▶ _Recorded information_
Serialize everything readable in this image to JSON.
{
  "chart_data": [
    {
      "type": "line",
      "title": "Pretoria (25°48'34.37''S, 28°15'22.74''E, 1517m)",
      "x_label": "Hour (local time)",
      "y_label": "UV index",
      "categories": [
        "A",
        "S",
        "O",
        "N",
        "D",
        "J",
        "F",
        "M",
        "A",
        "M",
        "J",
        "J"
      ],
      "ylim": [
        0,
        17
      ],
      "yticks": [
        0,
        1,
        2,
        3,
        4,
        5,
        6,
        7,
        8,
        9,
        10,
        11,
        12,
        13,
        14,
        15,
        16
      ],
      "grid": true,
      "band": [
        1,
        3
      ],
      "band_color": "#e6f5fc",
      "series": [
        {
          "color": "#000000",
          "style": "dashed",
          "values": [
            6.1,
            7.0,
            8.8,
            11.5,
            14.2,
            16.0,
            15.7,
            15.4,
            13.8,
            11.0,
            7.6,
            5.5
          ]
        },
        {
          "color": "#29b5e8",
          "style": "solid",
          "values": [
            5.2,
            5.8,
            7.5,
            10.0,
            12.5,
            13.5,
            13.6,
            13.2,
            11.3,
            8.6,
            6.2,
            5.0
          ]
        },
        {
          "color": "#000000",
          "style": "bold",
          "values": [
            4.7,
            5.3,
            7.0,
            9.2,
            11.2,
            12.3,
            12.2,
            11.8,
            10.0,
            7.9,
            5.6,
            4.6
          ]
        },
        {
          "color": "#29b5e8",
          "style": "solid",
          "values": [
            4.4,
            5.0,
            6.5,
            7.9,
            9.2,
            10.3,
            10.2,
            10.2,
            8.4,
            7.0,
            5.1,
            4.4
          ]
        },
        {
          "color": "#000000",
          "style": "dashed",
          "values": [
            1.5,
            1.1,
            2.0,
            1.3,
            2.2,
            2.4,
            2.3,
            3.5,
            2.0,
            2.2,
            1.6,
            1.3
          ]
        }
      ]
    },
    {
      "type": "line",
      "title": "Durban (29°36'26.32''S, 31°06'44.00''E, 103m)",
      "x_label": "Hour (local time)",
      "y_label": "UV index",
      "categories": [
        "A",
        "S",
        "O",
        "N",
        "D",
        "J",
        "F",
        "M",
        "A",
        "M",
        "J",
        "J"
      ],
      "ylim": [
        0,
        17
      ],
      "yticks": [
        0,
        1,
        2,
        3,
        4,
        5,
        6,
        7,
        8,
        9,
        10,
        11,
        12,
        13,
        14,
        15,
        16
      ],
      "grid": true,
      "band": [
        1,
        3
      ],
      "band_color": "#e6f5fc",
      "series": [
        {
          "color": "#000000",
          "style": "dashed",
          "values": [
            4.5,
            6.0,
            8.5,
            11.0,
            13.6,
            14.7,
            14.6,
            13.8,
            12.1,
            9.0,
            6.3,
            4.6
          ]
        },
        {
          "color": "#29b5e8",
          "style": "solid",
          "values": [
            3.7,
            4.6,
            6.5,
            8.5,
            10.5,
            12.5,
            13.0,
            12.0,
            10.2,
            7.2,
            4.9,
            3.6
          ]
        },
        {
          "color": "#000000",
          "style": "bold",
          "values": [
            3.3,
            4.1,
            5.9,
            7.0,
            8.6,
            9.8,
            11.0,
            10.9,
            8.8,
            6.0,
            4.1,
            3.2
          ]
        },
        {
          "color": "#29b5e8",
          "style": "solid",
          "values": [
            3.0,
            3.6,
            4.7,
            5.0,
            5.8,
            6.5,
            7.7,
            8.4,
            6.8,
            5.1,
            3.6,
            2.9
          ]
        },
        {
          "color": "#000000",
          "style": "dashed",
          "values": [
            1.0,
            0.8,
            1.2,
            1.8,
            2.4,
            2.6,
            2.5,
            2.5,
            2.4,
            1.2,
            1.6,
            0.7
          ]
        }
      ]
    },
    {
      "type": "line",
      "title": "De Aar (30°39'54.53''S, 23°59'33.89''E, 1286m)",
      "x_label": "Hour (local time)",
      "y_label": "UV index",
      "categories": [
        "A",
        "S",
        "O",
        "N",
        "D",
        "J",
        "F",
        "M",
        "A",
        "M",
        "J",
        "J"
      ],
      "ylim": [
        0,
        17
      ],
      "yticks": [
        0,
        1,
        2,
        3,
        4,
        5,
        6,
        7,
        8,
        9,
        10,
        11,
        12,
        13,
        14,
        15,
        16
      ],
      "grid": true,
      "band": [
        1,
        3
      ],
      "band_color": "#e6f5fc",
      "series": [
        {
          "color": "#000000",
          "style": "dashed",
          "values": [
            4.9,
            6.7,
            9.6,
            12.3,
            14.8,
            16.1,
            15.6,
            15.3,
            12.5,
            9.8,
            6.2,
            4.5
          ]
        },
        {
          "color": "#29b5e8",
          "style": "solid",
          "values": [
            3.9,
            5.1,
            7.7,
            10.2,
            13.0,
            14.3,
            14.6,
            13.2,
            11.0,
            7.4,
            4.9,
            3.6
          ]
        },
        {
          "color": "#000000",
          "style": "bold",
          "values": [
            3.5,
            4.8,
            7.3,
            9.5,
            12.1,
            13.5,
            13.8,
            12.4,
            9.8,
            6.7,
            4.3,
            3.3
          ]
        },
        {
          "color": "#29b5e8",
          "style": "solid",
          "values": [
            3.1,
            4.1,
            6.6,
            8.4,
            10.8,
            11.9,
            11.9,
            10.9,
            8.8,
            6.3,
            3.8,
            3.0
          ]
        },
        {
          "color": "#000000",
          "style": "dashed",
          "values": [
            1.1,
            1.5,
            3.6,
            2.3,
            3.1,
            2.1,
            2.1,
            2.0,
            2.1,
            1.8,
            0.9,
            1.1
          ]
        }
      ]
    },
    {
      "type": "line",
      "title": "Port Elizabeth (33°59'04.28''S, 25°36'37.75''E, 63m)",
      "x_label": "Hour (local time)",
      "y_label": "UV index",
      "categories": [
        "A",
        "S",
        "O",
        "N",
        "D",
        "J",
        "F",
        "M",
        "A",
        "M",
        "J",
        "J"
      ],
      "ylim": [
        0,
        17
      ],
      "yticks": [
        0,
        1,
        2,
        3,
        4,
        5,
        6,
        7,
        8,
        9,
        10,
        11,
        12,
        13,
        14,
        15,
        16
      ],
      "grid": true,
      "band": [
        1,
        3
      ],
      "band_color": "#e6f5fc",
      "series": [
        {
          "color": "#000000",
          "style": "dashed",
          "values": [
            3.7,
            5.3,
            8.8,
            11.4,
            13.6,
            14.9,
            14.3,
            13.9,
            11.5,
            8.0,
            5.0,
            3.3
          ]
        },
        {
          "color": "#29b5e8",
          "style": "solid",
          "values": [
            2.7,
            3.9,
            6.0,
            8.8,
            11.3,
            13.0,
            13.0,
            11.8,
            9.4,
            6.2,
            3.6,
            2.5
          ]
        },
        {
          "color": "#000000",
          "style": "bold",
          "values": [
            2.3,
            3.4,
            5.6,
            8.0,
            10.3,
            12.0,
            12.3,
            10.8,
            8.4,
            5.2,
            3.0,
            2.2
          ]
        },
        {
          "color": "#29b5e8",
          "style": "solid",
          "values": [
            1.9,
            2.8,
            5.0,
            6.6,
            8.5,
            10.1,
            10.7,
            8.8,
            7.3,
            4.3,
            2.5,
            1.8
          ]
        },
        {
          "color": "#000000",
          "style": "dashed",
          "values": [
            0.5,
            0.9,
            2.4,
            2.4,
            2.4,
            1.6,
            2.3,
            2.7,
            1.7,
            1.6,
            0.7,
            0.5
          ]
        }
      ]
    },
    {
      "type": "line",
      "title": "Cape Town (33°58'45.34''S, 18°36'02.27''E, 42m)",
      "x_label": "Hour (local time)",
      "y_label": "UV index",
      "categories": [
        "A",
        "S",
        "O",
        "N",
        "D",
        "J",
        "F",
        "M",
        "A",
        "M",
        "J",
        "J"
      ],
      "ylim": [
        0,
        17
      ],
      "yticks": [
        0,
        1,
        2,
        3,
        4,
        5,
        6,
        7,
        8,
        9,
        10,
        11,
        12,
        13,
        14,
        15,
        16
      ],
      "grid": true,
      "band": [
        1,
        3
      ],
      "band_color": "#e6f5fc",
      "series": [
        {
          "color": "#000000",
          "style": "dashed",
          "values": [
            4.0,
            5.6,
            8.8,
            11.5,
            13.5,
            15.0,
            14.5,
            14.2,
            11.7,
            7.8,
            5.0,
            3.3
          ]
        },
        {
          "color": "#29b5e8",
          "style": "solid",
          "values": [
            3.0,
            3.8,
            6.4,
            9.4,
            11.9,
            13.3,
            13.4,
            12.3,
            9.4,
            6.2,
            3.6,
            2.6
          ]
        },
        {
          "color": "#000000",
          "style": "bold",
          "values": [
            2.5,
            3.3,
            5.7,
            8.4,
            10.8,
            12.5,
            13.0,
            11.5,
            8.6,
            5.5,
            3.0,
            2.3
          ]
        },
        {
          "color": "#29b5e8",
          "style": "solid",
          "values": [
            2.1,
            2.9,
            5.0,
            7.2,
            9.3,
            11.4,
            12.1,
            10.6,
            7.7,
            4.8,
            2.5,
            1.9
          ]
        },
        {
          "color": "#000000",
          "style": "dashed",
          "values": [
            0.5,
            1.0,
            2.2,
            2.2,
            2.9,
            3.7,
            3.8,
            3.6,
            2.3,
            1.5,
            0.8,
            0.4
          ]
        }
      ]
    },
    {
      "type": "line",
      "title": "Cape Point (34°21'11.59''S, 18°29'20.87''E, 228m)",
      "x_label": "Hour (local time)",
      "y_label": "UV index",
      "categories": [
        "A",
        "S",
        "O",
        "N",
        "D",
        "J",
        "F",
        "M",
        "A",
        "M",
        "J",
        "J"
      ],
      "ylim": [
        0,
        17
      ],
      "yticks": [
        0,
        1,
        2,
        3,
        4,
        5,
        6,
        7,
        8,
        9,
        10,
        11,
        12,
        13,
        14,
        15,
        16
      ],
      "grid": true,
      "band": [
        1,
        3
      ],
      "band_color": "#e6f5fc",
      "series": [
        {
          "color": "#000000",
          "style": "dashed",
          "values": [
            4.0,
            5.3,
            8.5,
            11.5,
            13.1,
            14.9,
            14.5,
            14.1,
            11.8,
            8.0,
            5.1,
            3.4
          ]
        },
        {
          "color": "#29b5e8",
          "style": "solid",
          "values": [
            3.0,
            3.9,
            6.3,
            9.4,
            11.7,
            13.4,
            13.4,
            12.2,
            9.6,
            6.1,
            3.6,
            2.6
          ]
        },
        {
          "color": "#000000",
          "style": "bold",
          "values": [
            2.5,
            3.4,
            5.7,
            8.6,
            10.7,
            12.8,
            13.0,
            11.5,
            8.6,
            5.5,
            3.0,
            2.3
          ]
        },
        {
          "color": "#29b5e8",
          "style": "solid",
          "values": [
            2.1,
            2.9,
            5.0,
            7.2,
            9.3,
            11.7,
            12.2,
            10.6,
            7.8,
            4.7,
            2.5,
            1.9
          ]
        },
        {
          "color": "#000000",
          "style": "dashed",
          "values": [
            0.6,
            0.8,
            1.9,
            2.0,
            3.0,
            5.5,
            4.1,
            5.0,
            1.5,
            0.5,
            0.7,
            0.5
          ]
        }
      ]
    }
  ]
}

▶ _Directions_
State how many lines of the data include the word "Cape", with nothing else.

▶ _Response to the task_
2